Input for this task:
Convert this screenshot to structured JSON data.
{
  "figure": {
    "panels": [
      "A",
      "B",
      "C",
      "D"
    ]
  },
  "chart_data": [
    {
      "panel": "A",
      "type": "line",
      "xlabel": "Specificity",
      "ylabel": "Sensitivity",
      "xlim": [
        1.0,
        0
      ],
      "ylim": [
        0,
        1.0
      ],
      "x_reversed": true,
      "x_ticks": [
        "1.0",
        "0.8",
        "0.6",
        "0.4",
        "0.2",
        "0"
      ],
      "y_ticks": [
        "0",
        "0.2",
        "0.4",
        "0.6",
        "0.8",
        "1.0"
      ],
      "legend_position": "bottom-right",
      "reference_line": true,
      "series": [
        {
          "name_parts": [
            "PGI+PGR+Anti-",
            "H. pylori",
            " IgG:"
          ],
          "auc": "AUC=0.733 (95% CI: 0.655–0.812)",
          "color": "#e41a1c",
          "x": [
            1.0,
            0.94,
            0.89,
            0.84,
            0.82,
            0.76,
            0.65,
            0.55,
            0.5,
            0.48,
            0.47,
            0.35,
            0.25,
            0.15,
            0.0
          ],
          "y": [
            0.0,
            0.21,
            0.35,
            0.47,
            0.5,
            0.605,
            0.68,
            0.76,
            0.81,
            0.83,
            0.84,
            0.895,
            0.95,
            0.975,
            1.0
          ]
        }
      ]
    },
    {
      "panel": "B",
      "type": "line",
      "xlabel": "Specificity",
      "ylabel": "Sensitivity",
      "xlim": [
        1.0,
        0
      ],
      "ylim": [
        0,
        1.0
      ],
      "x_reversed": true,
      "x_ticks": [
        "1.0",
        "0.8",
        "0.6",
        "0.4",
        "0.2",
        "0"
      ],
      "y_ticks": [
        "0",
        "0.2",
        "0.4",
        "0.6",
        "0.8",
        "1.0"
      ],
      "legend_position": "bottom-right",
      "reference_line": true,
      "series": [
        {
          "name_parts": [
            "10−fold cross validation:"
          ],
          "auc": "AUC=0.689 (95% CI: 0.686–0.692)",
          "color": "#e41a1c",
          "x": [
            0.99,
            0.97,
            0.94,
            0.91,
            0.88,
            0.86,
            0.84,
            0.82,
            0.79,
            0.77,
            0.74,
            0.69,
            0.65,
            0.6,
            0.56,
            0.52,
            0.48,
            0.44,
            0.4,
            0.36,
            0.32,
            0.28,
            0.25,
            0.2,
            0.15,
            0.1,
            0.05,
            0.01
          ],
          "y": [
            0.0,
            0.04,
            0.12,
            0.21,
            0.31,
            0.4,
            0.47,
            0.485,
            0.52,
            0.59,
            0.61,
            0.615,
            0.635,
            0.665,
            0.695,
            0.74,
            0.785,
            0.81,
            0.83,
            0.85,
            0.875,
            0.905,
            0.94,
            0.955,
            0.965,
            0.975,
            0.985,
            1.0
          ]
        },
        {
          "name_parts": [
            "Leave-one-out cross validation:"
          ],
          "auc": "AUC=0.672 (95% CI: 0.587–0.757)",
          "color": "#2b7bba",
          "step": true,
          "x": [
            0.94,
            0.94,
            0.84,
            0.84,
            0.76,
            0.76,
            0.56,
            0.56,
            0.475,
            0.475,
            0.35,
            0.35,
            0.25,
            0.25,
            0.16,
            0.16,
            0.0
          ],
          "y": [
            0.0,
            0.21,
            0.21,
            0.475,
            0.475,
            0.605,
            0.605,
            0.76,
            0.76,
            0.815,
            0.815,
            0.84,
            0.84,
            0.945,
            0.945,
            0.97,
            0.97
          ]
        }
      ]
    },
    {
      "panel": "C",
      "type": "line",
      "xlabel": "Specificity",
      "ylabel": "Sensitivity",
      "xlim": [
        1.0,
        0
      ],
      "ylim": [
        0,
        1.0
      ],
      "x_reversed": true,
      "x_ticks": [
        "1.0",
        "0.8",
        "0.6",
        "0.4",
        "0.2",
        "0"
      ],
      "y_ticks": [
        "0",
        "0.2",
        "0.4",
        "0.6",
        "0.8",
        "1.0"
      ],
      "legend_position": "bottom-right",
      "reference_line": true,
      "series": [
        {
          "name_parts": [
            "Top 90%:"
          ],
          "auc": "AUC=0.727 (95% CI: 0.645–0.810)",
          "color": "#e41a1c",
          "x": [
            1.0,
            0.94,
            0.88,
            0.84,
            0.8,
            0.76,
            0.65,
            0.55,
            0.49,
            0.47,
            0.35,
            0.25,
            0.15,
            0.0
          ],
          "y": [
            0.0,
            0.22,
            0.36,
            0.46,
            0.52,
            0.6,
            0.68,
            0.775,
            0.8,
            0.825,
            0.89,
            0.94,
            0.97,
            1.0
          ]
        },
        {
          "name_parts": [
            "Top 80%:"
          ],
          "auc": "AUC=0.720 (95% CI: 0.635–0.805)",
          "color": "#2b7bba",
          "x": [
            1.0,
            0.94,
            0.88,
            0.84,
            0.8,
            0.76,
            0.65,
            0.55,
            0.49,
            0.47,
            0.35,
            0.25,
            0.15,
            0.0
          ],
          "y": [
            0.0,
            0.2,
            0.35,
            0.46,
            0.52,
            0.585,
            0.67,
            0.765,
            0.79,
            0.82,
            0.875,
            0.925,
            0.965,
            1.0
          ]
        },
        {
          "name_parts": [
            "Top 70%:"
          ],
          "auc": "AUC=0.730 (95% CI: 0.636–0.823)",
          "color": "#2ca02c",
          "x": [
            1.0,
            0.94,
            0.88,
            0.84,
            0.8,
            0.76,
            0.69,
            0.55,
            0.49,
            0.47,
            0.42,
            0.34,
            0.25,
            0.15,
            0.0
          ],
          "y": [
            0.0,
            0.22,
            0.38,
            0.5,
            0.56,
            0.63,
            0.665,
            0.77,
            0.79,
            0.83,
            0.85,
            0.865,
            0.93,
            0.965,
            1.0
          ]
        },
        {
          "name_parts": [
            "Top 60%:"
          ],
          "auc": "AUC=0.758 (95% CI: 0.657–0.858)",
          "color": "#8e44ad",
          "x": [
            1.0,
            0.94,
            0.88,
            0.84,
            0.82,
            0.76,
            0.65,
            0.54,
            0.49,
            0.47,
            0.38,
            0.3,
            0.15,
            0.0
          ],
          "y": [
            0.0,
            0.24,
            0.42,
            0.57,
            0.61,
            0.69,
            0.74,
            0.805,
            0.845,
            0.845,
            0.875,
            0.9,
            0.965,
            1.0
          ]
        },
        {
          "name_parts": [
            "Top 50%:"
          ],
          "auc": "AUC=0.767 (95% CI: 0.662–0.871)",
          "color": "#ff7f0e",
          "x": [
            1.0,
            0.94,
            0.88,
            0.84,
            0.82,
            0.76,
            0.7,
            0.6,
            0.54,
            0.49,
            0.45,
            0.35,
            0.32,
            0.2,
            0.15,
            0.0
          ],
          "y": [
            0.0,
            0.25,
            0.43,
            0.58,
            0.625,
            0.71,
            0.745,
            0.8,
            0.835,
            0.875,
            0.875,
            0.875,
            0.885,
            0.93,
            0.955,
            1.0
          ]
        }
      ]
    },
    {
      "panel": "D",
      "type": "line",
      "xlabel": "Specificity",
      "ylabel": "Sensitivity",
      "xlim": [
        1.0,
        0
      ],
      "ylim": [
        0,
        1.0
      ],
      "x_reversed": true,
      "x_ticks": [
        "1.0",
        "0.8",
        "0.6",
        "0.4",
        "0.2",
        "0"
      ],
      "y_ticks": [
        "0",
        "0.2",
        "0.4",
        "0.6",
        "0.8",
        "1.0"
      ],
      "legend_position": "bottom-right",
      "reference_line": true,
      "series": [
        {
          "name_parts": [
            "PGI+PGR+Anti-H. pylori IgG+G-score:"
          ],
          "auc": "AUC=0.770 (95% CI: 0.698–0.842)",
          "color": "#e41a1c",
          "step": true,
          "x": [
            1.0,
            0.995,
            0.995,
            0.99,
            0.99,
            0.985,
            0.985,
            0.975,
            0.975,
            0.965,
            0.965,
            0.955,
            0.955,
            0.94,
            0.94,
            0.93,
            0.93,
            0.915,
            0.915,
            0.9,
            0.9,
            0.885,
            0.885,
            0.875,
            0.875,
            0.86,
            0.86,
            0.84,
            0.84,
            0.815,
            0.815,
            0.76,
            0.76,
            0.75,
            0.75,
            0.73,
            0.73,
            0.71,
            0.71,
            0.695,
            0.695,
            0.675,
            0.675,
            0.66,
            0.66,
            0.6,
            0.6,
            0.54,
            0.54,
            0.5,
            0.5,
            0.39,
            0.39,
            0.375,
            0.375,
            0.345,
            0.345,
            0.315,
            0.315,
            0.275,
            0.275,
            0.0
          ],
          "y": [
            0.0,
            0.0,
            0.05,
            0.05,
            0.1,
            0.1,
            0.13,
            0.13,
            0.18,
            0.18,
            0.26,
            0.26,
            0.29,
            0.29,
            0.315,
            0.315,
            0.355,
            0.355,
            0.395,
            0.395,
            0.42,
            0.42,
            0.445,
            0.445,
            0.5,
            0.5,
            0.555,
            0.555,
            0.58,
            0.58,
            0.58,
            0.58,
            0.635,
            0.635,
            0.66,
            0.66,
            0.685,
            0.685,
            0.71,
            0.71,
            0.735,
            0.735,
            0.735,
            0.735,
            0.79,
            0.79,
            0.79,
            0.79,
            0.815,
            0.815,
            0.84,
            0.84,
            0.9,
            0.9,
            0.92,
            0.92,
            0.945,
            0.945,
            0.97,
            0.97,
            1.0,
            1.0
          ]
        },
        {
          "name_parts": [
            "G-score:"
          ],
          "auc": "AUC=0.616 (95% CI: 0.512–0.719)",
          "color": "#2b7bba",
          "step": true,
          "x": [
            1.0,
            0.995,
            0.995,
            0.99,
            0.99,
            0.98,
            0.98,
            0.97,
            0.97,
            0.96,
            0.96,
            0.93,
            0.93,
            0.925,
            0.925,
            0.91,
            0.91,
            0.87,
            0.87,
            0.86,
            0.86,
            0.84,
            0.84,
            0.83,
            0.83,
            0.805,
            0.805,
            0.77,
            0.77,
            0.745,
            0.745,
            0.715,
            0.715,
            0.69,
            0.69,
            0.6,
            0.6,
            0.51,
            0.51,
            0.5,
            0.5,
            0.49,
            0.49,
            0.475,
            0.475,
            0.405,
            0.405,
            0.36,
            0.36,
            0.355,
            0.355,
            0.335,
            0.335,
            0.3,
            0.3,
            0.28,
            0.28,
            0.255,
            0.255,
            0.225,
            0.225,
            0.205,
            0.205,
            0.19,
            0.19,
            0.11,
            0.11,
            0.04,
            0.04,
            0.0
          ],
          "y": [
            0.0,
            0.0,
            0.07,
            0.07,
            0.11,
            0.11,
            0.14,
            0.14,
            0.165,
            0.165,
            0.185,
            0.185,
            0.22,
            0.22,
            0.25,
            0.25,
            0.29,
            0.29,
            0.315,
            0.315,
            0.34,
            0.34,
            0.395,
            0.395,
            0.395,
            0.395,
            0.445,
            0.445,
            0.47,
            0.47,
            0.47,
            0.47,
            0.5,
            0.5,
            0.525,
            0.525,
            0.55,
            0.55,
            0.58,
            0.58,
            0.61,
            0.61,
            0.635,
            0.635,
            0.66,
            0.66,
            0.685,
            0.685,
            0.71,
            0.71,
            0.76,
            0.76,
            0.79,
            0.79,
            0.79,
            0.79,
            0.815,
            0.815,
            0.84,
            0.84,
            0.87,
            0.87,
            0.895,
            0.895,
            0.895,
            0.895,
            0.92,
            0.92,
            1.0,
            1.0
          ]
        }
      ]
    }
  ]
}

Required work:
Show every line of the listing in which the string "pylori" can be found.

Reply to the task:
            "H. pylori",
            "PGI+PGR+Anti-H. pylori IgG+G-score:"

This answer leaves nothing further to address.